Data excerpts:

=====

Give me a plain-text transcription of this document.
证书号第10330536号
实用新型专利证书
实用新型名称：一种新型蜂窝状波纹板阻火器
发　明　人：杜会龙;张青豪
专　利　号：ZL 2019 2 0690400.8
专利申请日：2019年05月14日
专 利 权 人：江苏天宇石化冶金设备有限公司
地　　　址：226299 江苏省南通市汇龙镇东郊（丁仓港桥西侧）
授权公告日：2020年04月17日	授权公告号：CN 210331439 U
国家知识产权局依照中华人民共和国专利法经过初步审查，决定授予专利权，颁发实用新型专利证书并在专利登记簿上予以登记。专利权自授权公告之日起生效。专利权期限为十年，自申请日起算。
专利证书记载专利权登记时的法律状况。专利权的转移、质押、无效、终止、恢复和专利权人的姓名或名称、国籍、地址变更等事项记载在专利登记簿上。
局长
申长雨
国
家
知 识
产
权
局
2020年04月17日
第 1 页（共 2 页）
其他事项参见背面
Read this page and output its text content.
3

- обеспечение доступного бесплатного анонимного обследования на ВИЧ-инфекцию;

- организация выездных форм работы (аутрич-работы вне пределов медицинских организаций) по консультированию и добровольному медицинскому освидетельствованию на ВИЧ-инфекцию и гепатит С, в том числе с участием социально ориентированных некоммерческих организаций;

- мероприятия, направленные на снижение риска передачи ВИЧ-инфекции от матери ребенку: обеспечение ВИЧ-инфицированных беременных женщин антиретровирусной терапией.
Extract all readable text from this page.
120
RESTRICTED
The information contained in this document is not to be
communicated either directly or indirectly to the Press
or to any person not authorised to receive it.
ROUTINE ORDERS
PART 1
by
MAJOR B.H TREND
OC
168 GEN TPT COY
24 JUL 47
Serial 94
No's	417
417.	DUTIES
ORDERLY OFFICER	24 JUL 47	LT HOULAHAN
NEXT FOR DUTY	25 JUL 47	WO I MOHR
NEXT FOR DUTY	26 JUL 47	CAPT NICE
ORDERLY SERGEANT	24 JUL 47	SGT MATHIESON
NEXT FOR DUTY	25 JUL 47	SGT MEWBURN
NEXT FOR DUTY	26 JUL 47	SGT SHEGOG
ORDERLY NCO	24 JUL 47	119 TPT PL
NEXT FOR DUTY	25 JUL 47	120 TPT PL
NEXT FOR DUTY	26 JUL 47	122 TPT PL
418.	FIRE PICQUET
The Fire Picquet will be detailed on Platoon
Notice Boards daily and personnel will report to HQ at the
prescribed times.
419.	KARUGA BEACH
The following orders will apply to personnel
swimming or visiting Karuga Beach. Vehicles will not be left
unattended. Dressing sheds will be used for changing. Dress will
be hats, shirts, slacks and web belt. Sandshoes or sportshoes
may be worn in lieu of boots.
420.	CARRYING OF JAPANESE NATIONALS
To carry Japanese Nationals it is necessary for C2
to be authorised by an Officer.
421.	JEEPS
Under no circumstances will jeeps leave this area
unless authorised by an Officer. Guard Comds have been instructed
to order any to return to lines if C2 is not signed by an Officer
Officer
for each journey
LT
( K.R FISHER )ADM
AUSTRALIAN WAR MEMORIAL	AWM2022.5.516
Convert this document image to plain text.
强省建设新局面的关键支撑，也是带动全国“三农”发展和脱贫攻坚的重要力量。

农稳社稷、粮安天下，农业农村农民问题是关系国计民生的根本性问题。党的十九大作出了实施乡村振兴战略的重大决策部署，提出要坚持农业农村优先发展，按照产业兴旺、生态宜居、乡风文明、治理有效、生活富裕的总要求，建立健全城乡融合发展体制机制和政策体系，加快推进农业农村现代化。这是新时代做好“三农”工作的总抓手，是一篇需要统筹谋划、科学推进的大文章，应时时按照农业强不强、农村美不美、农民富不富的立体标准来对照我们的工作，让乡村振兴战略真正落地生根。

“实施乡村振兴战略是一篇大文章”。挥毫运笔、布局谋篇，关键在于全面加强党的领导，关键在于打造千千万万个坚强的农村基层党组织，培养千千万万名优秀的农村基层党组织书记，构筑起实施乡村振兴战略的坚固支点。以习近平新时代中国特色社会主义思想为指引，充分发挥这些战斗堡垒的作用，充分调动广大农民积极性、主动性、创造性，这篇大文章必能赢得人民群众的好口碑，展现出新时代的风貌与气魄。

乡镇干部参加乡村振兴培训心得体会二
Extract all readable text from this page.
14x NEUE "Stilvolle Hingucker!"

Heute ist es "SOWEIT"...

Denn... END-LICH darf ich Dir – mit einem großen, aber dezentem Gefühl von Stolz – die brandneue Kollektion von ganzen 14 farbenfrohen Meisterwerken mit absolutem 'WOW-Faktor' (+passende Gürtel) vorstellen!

=====

Recopy all the lines exactly as they appear.

Give me a plain-text transcription of this document.
证书号第10330536号
实用新型专利证书
实用新型名称：一种新型蜂窝状波纹板阻火器
发　明　人：杜会龙;张青豪
专　利　号：ZL 2019 2 0690400.8
专利申请日：2019年05月14日
专 利 权 人：江苏天宇石化冶金设备有限公司
地　　　址：226299 江苏省南通市汇龙镇东郊（丁仓港桥西侧）
授权公告日：2020年04月17日	授权公告号：CN 210331439 U
国家知识产权局依照中华人民共和国专利法经过初步审查，决定授予专利权，颁发实用新型专利证书并在专利登记簿上予以登记。专利权自授权公告之日起生效。专利权期限为十年，自申请日起算。
专利证书记载专利权登记时的法律状况。专利权的转移、质押、无效、终止、恢复和专利权人的姓名或名称、国籍、地址变更等事项记载在专利登记簿上。
局长
申长雨
国
家
知 识
产
权
局
2020年04月17日
第 1 页（共 2 页）
其他事项参见背面
Read this page and output its text content.
3

- обеспечение доступного бесплатного анонимного обследования на ВИЧ-инфекцию;

- организация выездных форм работы (аутрич-работы вне пределов медицинских организаций) по консультированию и добровольному медицинскому освидетельствованию на ВИЧ-инфекцию и гепатит С, в том числе с участием социально ориентированных некоммерческих организаций;

- мероприятия, направленные на снижение риска передачи ВИЧ-инфекции от матери ребенку: обеспечение ВИЧ-инфицированных беременных женщин антиретровирусной терапией.
Extract all readable text from this page.
120
RESTRICTED
The information contained in this document is not to be
communicated either directly or indirectly to the Press
or to any person not authorised to receive it.
ROUTINE ORDERS
PART 1
by
MAJOR B.H TREND
OC
168 GEN TPT COY
24 JUL 47
Serial 94
No's	417
417.	DUTIES
ORDERLY OFFICER	24 JUL 47	LT HOULAHAN
NEXT FOR DUTY	25 JUL 47	WO I MOHR
NEXT FOR DUTY	26 JUL 47	CAPT NICE
ORDERLY SERGEANT	24 JUL 47	SGT MATHIESON
NEXT FOR DUTY	25 JUL 47	SGT MEWBURN
NEXT FOR DUTY	26 JUL 47	SGT SHEGOG
ORDERLY NCO	24 JUL 47	119 TPT PL
NEXT FOR DUTY	25 JUL 47	120 TPT PL
NEXT FOR DUTY	26 JUL 47	122 TPT PL
418.	FIRE PICQUET
The Fire Picquet will be detailed on Platoon
Notice Boards daily and personnel will report to HQ at the
prescribed times.
419.	KARUGA BEACH
The following orders will apply to personnel
swimming or visiting Karuga Beach. Vehicles will not be left
unattended. Dressing sheds will be used for changing. Dress will
be hats, shirts, slacks and web belt. Sandshoes or sportshoes
may be worn in lieu of boots.
420.	CARRYING OF JAPANESE NATIONALS
To carry Japanese Nationals it is necessary for C2
to be authorised by an Officer.
421.	JEEPS
Under no circumstances will jeeps leave this area
unless authorised by an Officer. Guard Comds have been instructed
to order any to return to lines if C2 is not signed by an Officer
Officer
for each journey
LT
( K.R FISHER )ADM
AUSTRALIAN WAR MEMORIAL	AWM2022.5.516
Convert this document image to plain text.
强省建设新局面的关键支撑，也是带动全国“三农”发展和脱贫攻坚的重要力量。

农稳社稷、粮安天下，农业农村农民问题是关系国计民生的根本性问题。党的十九大作出了实施乡村振兴战略的重大决策部署，提出要坚持农业农村优先发展，按照产业兴旺、生态宜居、乡风文明、治理有效、生活富裕的总要求，建立健全城乡融合发展体制机制和政策体系，加快推进农业农村现代化。这是新时代做好“三农”工作的总抓手，是一篇需要统筹谋划、科学推进的大文章，应时时按照农业强不强、农村美不美、农民富不富的立体标准来对照我们的工作，让乡村振兴战略真正落地生根。

“实施乡村振兴战略是一篇大文章”。挥毫运笔、布局谋篇，关键在于全面加强党的领导，关键在于打造千千万万个坚强的农村基层党组织，培养千千万万名优秀的农村基层党组织书记，构筑起实施乡村振兴战略的坚固支点。以习近平新时代中国特色社会主义思想为指引，充分发挥这些战斗堡垒的作用，充分调动广大农民积极性、主动性、创造性，这篇大文章必能赢得人民群众的好口碑，展现出新时代的风貌与气魄。

乡镇干部参加乡村振兴培训心得体会二
Extract all readable text from this page.
14x NEUE "Stilvolle Hingucker!"

Heute ist es "SOWEIT"...

Denn... END-LICH darf ich Dir – mit einem großen, aber dezentem Gefühl von Stolz – die brandneue Kollektion von ganzen 14 farbenfrohen Meisterwerken mit absolutem 'WOW-Faktor' (+passende Gürtel) vorstellen!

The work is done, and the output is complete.